┌──
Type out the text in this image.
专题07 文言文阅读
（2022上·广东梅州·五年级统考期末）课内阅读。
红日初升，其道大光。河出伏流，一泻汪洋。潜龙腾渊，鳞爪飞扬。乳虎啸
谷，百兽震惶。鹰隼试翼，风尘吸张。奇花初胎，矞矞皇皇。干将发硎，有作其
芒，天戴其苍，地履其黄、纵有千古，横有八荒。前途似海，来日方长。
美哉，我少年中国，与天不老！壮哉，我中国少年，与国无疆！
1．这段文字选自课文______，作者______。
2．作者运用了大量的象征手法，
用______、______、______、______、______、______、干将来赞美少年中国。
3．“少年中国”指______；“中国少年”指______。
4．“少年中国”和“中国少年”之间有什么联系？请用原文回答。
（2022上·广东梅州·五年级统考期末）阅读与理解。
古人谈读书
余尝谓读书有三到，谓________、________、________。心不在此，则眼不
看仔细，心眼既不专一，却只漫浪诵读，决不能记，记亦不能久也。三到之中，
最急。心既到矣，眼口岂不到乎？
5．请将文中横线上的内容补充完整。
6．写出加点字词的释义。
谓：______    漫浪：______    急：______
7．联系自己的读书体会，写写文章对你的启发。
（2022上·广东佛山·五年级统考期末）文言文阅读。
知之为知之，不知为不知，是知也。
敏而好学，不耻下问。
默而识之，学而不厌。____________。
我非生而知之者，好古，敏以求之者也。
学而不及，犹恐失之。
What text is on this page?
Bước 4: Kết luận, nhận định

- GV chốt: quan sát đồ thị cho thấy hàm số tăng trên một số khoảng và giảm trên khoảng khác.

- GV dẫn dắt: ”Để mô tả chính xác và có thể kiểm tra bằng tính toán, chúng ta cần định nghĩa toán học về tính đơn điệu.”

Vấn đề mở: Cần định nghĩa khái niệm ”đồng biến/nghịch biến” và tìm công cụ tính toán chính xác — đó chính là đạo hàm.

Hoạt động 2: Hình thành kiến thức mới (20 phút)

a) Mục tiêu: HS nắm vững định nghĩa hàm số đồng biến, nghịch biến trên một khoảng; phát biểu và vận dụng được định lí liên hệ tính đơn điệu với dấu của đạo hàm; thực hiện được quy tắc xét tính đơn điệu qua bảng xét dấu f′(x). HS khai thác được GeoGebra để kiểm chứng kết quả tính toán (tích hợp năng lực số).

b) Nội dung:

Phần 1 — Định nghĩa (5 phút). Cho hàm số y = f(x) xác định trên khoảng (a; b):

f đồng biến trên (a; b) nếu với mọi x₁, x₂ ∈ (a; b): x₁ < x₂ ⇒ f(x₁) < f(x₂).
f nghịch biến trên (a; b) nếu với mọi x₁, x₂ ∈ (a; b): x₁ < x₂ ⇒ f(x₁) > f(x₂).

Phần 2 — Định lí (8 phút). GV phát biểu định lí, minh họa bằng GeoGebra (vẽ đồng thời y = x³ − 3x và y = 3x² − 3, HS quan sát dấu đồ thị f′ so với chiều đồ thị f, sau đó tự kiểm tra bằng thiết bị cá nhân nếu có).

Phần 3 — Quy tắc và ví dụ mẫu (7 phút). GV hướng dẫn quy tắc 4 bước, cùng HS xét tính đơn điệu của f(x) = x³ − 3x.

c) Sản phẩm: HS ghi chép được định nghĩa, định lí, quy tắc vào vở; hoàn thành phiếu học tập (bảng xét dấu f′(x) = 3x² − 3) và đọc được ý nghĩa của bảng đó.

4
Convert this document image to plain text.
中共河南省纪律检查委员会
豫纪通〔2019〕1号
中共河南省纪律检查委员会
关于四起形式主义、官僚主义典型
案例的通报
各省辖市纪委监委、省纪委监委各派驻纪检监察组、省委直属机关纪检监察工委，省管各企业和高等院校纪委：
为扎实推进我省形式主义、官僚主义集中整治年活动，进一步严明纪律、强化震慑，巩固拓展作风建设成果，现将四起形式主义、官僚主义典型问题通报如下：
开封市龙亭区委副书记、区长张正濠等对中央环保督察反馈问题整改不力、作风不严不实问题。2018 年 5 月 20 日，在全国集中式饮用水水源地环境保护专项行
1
└──
**What to do:**
Starting at the line that contains "What text is on this page?", write out every line to the end of the entries, exactly as given.

**Solution:**
What text is on this page?
Bước 4: Kết luận, nhận định

- GV chốt: quan sát đồ thị cho thấy hàm số tăng trên một số khoảng và giảm trên khoảng khác.

- GV dẫn dắt: ”Để mô tả chính xác và có thể kiểm tra bằng tính toán, chúng ta cần định nghĩa toán học về tính đơn điệu.”

Vấn đề mở: Cần định nghĩa khái niệm ”đồng biến/nghịch biến” và tìm công cụ tính toán chính xác — đó chính là đạo hàm.

Hoạt động 2: Hình thành kiến thức mới (20 phút)

a) Mục tiêu: HS nắm vững định nghĩa hàm số đồng biến, nghịch biến trên một khoảng; phát biểu và vận dụng được định lí liên hệ tính đơn điệu với dấu của đạo hàm; thực hiện được quy tắc xét tính đơn điệu qua bảng xét dấu f′(x). HS khai thác được GeoGebra để kiểm chứng kết quả tính toán (tích hợp năng lực số).

b) Nội dung:

Phần 1 — Định nghĩa (5 phút). Cho hàm số y = f(x) xác định trên khoảng (a; b):

f đồng biến trên (a; b) nếu với mọi x₁, x₂ ∈ (a; b): x₁ < x₂ ⇒ f(x₁) < f(x₂).
f nghịch biến trên (a; b) nếu với mọi x₁, x₂ ∈ (a; b): x₁ < x₂ ⇒ f(x₁) > f(x₂).

Phần 2 — Định lí (8 phút). GV phát biểu định lí, minh họa bằng GeoGebra (vẽ đồng thời y = x³ − 3x và y = 3x² − 3, HS quan sát dấu đồ thị f′ so với chiều đồ thị f, sau đó tự kiểm tra bằng thiết bị cá nhân nếu có).

Phần 3 — Quy tắc và ví dụ mẫu (7 phút). GV hướng dẫn quy tắc 4 bước, cùng HS xét tính đơn điệu của f(x) = x³ − 3x.

c) Sản phẩm: HS ghi chép được định nghĩa, định lí, quy tắc vào vở; hoàn thành phiếu học tập (bảng xét dấu f′(x) = 3x² − 3) và đọc được ý nghĩa của bảng đó.

4
Convert this document image to plain text.
中共河南省纪律检查委员会
豫纪通〔2019〕1号
中共河南省纪律检查委员会
关于四起形式主义、官僚主义典型
案例的通报
各省辖市纪委监委、省纪委监委各派驻纪检监察组、省委直属机关纪检监察工委，省管各企业和高等院校纪委：
为扎实推进我省形式主义、官僚主义集中整治年活动，进一步严明纪律、强化震慑，巩固拓展作风建设成果，现将四起形式主义、官僚主义典型问题通报如下：
开封市龙亭区委副书记、区长张正濠等对中央环保督察反馈问题整改不力、作风不严不实问题。2018 年 5 月 20 日，在全国集中式饮用水水源地环境保护专项行
1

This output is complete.